The task: Send back all the data below, exactly as given.

Working data:
.....

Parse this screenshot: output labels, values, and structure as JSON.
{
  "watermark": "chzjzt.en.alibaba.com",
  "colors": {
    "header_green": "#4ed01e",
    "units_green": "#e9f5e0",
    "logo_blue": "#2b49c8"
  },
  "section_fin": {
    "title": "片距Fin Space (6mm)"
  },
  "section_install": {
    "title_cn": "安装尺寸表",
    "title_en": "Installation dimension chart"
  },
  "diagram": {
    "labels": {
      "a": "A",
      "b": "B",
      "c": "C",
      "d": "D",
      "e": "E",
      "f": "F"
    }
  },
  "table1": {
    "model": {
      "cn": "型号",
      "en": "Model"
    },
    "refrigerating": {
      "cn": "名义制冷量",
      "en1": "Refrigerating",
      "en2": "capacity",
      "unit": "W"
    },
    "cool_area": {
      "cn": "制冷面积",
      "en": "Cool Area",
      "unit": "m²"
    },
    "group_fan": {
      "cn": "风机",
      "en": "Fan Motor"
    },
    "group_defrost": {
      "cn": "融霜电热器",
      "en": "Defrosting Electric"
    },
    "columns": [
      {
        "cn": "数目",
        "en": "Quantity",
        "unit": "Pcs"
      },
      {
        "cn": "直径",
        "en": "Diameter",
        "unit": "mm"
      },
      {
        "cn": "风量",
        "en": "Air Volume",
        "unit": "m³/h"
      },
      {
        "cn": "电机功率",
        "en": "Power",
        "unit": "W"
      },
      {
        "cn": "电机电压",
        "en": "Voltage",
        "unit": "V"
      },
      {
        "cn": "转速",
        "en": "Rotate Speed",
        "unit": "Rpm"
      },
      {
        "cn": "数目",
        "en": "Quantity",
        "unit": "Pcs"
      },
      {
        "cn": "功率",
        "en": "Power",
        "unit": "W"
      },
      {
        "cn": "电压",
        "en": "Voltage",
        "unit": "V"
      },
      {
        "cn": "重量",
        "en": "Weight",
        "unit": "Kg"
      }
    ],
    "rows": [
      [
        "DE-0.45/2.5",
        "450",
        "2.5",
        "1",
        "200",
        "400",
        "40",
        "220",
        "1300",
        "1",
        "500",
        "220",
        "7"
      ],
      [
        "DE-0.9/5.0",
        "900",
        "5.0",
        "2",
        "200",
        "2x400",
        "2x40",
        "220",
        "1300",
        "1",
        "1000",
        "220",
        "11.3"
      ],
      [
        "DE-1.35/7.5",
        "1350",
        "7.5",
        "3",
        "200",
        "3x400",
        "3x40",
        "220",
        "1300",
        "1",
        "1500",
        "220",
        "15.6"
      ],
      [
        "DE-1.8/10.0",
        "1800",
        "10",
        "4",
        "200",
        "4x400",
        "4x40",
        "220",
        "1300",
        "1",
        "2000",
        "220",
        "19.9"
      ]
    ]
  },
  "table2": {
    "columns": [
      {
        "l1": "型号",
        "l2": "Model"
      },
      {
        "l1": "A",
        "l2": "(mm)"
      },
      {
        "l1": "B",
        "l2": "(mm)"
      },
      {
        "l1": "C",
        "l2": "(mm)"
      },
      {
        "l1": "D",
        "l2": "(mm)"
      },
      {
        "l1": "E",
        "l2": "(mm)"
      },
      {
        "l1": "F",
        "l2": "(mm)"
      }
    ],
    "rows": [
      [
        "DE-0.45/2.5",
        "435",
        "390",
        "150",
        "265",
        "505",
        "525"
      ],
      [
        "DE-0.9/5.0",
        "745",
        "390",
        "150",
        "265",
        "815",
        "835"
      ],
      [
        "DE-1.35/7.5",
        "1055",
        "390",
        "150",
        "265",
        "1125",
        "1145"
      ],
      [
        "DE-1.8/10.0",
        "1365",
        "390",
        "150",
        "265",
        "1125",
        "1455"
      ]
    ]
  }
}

.....

Final result:
Parse this screenshot: output labels, values, and structure as JSON.
{
  "watermark": "chzjzt.en.alibaba.com",
  "colors": {
    "header_green": "#4ed01e",
    "units_green": "#e9f5e0",
    "logo_blue": "#2b49c8"
  },
  "section_fin": {
    "title": "片距Fin Space (6mm)"
  },
  "section_install": {
    "title_cn": "安装尺寸表",
    "title_en": "Installation dimension chart"
  },
  "diagram": {
    "labels": {
      "a": "A",
      "b": "B",
      "c": "C",
      "d": "D",
      "e": "E",
      "f": "F"
    }
  },
  "table1": {
    "model": {
      "cn": "型号",
      "en": "Model"
    },
    "refrigerating": {
      "cn": "名义制冷量",
      "en1": "Refrigerating",
      "en2": "capacity",
      "unit": "W"
    },
    "cool_area": {
      "cn": "制冷面积",
      "en": "Cool Area",
      "unit": "m²"
    },
    "group_fan": {
      "cn": "风机",
      "en": "Fan Motor"
    },
    "group_defrost": {
      "cn": "融霜电热器",
      "en": "Defrosting Electric"
    },
    "columns": [
      {
        "cn": "数目",
        "en": "Quantity",
        "unit": "Pcs"
      },
      {
        "cn": "直径",
        "en": "Diameter",
        "unit": "mm"
      },
      {
        "cn": "风量",
        "en": "Air Volume",
        "unit": "m³/h"
      },
      {
        "cn": "电机功率",
        "en": "Power",
        "unit": "W"
      },
      {
        "cn": "电机电压",
        "en": "Voltage",
        "unit": "V"
      },
      {
        "cn": "转速",
        "en": "Rotate Speed",
        "unit": "Rpm"
      },
      {
        "cn": "数目",
        "en": "Quantity",
        "unit": "Pcs"
      },
      {
        "cn": "功率",
        "en": "Power",
        "unit": "W"
      },
      {
        "cn": "电压",
        "en": "Voltage",
        "unit": "V"
      },
      {
        "cn": "重量",
        "en": "Weight",
        "unit": "Kg"
      }
    ],
    "rows": [
      [
        "DE-0.45/2.5",
        "450",
        "2.5",
        "1",
        "200",
        "400",
        "40",
        "220",
        "1300",
        "1",
        "500",
        "220",
        "7"
      ],
      [
        "DE-0.9/5.0",
        "900",
        "5.0",
        "2",
        "200",
        "2x400",
        "2x40",
        "220",
        "1300",
        "1",
        "1000",
        "220",
        "11.3"
      ],
      [
        "DE-1.35/7.5",
        "1350",
        "7.5",
        "3",
        "200",
        "3x400",
        "3x40",
        "220",
        "1300",
        "1",
        "1500",
        "220",
        "15.6"
      ],
      [
        "DE-1.8/10.0",
        "1800",
        "10",
        "4",
        "200",
        "4x400",
        "4x40",
        "220",
        "1300",
        "1",
        "2000",
        "220",
        "19.9"
      ]
    ]
  },
  "table2": {
    "columns": [
      {
        "l1": "型号",
        "l2": "Model"
      },
      {
        "l1": "A",
        "l2": "(mm)"
      },
      {
        "l1": "B",
        "l2": "(mm)"
      },
      {
        "l1": "C",
        "l2": "(mm)"
      },
      {
        "l1": "D",
        "l2": "(mm)"
      },
      {
        "l1": "E",
        "l2": "(mm)"
      },
      {
        "l1": "F",
        "l2": "(mm)"
      }
    ],
    "rows": [
      [
        "DE-0.45/2.5",
        "435",
        "390",
        "150",
        "265",
        "505",
        "525"
      ],
      [
        "DE-0.9/5.0",
        "745",
        "390",
        "150",
        "265",
        "815",
        "835"
      ],
      [
        "DE-1.35/7.5",
        "1055",
        "390",
        "150",
        "265",
        "1125",
        "1145"
      ],
      [
        "DE-1.8/10.0",
        "1365",
        "390",
        "150",
        "265",
        "1125",
        "1455"
      ]
    ]
  }
}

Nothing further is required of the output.